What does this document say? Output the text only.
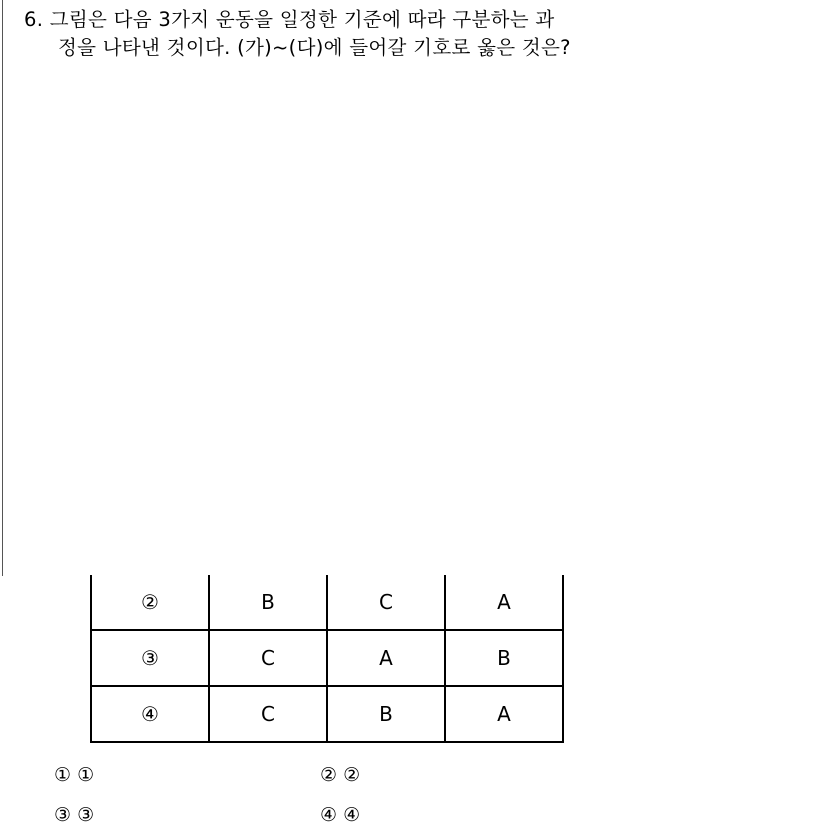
6. 그림은 다음 3가지 운동을 일정한 기준에 따라 구분하는 과
정을 나타낸 것이다. (가)~(다)에 들어갈 기호로 옳은 것은?
②	B	C	A
③	C	A	B
④	C	B	A
① ①	② ②
③ ③	④ ④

::::

▶ Direction: Your copy should hold every record word for word and none of the pictures.

▶ Exercise answer:
What does this document say? Output the text only.
6. 그림은 다음 3가지 운동을 일정한 기준에 따라 구분하는 과
정을 나타낸 것이다. (가)~(다)에 들어갈 기호로 옳은 것은?
②	B	C	A
③	C	A	B
④	C	B	A
① ①	② ②
③ ③	④ ④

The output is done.